→ **Objective**: Scan the records below. List lines holding "ylabel".
— BEGIN Supplied data —
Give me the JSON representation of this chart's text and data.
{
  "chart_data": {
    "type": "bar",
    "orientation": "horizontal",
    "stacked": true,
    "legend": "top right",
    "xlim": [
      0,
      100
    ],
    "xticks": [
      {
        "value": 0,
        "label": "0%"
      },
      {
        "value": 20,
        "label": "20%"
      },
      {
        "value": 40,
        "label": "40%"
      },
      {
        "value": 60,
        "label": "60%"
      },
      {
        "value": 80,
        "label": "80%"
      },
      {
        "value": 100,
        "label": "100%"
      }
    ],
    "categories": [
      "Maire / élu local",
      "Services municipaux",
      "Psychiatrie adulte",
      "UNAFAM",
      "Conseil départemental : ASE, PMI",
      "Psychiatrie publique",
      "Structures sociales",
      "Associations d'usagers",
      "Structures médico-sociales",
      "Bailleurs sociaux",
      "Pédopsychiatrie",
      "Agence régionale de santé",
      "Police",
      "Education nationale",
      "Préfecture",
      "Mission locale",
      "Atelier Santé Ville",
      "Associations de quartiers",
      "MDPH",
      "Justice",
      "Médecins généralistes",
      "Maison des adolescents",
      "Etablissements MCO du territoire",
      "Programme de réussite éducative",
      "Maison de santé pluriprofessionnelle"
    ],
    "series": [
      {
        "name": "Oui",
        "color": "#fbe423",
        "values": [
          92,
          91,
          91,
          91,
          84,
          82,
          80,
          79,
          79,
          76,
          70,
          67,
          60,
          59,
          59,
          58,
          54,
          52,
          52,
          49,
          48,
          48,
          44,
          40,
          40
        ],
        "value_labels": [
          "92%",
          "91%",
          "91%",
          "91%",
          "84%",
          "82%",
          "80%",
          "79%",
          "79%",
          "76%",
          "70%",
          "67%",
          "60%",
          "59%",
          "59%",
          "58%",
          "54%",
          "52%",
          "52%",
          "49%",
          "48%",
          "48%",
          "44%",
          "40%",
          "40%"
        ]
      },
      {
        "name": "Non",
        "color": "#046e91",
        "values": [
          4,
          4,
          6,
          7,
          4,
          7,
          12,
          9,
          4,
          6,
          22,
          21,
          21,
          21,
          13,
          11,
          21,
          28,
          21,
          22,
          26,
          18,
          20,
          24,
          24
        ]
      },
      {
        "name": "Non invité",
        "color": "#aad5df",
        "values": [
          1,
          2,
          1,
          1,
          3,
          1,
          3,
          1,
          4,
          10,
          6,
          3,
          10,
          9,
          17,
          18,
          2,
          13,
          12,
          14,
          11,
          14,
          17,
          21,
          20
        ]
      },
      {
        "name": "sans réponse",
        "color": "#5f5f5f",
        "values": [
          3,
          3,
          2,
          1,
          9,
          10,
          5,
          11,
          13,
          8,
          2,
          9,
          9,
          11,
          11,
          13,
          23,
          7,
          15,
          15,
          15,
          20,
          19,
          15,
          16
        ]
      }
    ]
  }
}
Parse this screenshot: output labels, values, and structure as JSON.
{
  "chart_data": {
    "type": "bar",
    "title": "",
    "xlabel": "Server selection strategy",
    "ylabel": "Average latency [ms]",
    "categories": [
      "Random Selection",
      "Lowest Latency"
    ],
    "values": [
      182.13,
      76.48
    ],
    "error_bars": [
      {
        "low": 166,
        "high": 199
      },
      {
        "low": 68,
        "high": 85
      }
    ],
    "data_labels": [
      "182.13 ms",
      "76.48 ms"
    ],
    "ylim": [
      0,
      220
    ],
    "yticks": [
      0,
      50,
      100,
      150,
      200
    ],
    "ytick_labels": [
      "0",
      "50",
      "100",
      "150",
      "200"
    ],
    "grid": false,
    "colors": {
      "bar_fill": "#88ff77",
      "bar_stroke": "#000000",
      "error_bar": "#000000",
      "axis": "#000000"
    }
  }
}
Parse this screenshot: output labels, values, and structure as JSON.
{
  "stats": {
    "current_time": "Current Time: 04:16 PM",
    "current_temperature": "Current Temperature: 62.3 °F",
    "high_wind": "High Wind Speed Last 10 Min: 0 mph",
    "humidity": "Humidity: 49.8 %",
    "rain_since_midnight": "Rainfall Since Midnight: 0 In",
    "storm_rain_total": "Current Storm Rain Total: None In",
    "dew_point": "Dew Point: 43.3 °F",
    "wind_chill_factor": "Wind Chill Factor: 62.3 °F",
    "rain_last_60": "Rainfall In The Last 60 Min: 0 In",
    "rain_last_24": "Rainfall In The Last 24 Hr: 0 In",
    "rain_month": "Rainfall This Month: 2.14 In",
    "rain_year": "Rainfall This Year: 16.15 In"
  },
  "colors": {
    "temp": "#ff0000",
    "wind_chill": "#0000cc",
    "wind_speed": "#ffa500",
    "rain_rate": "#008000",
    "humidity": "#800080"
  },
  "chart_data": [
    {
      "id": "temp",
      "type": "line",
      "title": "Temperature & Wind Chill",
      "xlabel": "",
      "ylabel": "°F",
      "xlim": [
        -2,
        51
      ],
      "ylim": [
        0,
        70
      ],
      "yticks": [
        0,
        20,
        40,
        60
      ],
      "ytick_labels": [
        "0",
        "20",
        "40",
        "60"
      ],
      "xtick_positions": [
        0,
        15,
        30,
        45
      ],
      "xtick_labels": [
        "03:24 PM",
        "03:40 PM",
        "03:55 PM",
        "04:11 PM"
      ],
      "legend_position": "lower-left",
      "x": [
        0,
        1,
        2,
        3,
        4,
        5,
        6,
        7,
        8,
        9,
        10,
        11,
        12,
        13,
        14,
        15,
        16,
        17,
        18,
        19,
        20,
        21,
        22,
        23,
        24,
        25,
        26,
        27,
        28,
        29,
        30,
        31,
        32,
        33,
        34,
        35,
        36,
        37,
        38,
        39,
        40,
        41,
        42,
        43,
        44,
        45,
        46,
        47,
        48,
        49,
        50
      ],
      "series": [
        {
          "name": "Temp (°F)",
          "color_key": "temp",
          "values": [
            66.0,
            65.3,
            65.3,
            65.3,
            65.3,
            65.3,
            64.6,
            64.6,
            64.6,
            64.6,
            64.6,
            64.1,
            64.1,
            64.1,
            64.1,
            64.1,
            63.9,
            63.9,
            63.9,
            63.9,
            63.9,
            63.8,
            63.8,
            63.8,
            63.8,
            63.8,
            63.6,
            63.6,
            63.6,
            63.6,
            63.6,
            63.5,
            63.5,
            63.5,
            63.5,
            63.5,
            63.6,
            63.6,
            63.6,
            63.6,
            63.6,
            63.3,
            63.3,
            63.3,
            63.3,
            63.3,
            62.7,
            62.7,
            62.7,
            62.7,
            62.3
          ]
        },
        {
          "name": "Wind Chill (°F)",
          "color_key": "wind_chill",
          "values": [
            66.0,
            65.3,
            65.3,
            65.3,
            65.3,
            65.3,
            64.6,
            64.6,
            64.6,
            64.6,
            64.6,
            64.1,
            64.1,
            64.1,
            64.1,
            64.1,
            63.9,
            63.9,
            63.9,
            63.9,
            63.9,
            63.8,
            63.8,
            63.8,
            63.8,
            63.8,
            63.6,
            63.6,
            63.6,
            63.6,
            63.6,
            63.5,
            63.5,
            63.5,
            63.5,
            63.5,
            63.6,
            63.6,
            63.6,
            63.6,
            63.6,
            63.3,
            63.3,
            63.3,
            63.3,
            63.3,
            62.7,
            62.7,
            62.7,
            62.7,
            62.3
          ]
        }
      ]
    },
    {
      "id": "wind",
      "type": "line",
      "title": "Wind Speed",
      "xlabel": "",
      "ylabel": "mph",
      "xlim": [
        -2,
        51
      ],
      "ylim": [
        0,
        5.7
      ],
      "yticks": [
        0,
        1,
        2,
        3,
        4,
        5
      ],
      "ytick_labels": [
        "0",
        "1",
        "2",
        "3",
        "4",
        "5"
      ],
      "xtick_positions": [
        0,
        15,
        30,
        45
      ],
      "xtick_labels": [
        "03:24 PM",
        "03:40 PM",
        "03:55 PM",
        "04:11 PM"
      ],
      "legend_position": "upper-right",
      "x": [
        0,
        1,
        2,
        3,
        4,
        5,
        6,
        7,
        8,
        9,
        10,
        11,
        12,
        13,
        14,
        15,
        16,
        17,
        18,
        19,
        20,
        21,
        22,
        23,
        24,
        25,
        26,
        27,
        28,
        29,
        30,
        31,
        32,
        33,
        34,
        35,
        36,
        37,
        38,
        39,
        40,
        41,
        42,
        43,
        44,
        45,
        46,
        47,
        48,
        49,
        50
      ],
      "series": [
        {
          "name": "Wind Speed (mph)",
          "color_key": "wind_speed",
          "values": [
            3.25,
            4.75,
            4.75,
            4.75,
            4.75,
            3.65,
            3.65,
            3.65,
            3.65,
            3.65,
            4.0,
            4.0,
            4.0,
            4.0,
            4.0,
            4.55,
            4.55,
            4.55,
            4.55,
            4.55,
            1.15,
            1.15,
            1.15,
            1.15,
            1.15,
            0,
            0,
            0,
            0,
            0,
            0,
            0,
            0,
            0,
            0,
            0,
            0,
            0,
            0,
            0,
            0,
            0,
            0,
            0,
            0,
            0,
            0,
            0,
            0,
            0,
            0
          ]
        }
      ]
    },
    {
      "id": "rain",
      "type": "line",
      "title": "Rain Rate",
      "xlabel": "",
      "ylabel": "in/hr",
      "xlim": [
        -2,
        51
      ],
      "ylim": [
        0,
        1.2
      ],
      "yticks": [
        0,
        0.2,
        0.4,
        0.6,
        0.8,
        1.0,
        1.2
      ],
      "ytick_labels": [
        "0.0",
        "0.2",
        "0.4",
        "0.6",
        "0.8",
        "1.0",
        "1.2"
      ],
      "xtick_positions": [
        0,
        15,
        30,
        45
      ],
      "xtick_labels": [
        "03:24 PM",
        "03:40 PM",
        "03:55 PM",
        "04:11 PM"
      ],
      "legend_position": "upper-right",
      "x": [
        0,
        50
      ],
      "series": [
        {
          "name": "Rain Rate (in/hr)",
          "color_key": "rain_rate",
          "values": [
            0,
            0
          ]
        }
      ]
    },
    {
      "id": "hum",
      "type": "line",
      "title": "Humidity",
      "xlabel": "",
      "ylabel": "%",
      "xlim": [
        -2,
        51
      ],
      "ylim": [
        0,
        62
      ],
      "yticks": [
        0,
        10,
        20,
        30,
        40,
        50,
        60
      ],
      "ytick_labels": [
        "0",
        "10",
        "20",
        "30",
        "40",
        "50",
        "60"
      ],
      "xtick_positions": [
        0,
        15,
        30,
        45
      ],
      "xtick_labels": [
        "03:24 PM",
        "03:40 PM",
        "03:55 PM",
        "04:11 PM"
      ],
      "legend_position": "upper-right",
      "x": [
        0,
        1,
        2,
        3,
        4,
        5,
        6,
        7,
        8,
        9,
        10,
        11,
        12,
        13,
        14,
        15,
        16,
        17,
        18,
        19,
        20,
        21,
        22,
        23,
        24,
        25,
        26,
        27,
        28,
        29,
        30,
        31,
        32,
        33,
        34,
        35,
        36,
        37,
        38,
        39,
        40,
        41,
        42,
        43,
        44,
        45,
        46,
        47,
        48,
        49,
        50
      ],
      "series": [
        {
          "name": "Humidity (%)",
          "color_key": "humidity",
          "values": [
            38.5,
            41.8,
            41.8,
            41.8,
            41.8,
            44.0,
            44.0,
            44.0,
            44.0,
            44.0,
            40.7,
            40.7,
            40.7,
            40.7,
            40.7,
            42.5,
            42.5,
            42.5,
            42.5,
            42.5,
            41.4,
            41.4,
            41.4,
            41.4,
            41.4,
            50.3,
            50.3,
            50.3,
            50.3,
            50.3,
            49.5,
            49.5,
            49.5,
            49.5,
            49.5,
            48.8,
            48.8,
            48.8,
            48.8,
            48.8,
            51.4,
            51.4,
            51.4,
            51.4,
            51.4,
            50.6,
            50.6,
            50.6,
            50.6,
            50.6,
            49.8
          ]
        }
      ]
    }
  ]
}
— END Supplied data —
→ **The result**:
    "ylabel": "Average latency [ms]",
      "ylabel": "°F",
      "ylabel": "mph",
      "ylabel": "in/hr",
      "ylabel": "%",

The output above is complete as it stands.